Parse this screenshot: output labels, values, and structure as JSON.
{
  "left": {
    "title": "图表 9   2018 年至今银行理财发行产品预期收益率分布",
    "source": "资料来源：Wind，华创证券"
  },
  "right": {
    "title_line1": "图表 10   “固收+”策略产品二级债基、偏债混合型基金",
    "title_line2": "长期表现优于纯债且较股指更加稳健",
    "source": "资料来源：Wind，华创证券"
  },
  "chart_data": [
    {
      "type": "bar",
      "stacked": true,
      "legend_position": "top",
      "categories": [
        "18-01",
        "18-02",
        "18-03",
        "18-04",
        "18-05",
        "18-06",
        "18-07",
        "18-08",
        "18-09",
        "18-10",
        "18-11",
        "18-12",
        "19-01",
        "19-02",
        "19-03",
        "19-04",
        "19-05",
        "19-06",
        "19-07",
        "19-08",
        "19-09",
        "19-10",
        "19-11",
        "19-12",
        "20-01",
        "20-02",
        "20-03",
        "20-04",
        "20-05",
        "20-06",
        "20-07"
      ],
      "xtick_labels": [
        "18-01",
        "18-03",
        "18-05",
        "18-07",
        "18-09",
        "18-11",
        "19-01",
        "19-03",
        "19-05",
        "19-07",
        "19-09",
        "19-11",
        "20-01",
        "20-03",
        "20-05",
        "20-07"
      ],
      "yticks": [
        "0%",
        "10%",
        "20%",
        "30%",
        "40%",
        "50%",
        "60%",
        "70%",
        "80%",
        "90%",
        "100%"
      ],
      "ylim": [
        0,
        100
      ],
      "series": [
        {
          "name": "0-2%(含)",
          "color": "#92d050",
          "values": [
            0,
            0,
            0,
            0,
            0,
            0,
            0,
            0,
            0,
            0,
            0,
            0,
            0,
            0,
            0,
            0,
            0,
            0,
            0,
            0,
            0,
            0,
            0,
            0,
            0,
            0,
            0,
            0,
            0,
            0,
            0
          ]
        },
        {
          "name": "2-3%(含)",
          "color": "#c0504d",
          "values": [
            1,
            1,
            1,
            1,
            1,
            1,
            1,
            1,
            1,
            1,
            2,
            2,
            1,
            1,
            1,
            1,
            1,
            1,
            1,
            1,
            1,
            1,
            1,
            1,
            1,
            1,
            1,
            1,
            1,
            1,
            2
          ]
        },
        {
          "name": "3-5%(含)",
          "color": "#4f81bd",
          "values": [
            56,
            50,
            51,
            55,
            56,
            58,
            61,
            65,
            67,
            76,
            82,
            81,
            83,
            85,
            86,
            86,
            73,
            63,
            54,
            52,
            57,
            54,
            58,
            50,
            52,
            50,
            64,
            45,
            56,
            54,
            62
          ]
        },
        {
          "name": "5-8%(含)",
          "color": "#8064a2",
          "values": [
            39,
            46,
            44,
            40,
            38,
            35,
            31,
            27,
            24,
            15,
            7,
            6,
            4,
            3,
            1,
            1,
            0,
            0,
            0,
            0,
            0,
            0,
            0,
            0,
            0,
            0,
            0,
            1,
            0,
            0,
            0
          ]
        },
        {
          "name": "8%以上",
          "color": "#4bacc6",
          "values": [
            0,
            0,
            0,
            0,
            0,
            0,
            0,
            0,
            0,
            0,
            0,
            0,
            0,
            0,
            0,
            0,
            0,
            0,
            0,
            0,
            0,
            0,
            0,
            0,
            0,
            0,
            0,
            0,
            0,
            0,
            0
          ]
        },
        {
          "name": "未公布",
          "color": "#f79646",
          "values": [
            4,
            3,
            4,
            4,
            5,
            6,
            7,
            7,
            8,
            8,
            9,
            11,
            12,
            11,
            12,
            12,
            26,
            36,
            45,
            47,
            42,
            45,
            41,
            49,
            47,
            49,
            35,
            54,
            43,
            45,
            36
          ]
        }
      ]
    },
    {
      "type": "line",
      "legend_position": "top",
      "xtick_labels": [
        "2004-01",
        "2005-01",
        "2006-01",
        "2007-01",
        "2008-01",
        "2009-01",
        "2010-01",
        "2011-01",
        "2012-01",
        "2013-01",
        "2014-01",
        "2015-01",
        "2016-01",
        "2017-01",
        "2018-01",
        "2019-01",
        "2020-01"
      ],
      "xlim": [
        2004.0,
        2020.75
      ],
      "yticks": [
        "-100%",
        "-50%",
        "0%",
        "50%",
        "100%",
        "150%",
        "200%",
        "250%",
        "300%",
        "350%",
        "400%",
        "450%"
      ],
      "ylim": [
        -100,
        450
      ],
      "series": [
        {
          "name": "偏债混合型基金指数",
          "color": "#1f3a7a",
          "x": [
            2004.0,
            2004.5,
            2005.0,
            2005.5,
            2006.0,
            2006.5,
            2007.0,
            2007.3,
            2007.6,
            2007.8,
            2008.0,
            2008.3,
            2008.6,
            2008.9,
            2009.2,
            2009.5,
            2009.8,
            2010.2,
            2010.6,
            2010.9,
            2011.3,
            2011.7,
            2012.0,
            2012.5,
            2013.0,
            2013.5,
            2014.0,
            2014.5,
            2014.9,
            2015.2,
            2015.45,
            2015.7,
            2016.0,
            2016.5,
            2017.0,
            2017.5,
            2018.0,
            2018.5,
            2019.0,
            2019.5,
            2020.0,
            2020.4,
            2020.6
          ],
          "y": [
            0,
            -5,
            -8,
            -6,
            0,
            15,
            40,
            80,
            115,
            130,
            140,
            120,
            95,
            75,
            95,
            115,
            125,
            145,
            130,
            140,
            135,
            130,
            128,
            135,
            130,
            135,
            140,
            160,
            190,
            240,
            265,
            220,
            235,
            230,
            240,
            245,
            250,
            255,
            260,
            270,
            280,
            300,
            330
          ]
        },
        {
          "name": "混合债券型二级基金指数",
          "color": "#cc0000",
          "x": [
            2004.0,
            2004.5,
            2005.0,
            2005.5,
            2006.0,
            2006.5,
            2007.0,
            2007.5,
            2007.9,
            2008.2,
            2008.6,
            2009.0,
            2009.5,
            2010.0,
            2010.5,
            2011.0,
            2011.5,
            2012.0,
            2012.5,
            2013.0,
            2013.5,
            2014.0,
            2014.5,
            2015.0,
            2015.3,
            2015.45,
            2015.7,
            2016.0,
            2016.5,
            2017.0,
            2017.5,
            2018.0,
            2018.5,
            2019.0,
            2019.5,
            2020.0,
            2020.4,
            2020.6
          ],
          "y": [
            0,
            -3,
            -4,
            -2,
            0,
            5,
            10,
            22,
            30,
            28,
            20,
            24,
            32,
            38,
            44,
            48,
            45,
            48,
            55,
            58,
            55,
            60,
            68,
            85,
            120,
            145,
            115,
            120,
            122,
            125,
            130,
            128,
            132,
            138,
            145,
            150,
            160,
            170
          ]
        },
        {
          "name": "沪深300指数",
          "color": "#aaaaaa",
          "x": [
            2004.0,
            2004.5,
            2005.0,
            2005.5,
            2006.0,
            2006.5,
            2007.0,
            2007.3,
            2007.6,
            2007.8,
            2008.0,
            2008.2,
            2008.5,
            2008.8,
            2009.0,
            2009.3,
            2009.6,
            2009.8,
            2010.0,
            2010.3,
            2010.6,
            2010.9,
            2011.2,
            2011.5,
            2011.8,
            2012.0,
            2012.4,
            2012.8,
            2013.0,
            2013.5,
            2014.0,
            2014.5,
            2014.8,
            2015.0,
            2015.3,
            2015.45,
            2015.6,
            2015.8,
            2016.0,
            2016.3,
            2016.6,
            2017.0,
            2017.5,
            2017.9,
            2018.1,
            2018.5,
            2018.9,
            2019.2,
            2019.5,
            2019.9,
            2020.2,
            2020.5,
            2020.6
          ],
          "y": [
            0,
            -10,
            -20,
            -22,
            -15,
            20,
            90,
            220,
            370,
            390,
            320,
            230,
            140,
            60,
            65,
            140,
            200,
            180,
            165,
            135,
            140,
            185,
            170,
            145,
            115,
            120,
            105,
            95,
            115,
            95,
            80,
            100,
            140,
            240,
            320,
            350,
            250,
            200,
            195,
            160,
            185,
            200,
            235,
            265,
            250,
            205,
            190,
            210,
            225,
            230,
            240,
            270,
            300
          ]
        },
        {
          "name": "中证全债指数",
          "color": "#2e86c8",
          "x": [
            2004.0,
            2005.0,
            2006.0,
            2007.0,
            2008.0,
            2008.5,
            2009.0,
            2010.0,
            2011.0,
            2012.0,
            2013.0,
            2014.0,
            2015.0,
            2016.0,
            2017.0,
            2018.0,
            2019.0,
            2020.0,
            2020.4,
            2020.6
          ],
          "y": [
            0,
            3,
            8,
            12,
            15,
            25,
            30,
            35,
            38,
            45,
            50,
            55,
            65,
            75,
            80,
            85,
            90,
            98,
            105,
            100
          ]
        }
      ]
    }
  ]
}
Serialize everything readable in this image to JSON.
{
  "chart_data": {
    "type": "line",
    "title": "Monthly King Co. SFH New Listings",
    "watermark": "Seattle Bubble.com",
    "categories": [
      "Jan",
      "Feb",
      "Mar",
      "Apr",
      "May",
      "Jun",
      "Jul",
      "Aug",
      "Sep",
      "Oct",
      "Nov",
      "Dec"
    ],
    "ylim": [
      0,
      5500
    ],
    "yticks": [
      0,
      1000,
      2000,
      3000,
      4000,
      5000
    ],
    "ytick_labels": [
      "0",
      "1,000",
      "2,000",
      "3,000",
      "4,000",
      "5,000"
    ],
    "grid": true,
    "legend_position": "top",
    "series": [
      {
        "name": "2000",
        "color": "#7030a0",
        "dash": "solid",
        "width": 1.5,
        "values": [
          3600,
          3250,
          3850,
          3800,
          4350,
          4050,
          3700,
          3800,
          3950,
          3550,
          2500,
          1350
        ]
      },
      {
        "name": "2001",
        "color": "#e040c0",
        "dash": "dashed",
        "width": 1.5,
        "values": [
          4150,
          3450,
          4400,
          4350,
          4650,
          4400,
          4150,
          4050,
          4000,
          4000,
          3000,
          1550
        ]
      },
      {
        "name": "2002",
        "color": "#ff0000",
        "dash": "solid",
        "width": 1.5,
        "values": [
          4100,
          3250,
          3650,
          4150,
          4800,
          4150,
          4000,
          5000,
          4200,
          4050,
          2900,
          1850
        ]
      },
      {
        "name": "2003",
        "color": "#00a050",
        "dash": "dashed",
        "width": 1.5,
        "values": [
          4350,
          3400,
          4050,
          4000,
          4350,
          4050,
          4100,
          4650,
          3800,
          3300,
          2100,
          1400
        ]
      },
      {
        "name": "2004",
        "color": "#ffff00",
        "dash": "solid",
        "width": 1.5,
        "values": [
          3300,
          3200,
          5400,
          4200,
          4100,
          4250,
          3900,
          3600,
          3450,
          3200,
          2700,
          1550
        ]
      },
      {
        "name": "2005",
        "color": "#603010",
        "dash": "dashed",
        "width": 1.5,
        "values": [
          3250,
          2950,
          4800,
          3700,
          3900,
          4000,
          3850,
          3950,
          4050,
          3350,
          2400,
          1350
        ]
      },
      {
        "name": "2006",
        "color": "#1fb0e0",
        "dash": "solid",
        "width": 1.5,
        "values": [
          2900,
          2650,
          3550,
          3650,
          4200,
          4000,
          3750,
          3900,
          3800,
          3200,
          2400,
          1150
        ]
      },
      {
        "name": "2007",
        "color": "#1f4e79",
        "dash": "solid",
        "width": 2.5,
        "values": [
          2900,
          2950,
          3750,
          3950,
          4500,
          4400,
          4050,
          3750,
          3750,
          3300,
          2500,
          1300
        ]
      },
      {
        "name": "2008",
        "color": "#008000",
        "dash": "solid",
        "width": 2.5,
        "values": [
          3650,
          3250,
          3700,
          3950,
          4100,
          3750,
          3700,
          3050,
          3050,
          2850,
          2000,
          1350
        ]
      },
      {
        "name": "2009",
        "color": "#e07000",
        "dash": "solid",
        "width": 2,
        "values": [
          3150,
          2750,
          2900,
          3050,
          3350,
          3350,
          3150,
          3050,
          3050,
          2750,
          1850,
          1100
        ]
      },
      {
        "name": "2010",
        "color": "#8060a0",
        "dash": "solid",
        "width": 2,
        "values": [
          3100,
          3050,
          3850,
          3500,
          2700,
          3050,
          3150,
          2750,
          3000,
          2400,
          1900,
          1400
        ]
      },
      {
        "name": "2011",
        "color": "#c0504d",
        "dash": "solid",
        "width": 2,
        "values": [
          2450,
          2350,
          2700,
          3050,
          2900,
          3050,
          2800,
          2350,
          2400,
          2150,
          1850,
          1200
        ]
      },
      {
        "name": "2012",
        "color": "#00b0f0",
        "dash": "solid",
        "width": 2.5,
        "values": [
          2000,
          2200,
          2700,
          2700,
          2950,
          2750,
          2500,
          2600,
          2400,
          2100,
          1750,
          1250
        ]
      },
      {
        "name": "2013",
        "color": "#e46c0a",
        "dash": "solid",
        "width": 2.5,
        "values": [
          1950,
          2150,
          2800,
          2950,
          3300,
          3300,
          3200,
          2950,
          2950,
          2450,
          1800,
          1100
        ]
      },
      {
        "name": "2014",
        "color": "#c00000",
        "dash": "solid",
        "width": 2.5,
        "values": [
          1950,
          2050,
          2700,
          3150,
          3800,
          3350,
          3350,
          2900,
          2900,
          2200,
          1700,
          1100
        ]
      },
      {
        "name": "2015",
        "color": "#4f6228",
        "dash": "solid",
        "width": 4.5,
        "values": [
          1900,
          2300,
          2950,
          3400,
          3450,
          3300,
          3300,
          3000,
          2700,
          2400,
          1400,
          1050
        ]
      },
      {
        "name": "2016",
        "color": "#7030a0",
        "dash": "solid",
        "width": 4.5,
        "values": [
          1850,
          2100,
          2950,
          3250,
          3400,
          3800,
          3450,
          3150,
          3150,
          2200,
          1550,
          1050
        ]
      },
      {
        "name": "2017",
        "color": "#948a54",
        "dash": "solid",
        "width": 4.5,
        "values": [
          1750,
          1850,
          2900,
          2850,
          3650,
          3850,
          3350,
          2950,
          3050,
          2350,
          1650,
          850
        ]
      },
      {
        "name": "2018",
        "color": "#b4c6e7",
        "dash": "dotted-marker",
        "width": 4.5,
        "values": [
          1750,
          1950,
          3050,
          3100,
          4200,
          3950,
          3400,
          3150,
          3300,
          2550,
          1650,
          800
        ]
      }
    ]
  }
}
+++++
SHORT EXERCISE: Using the records above, pull out each line where the word "this" occurs.

WRITTEN RESPONSE:
Parse this screenshot: output labels, values, and structure as JSON.
Serialize everything readable in this image to JSON.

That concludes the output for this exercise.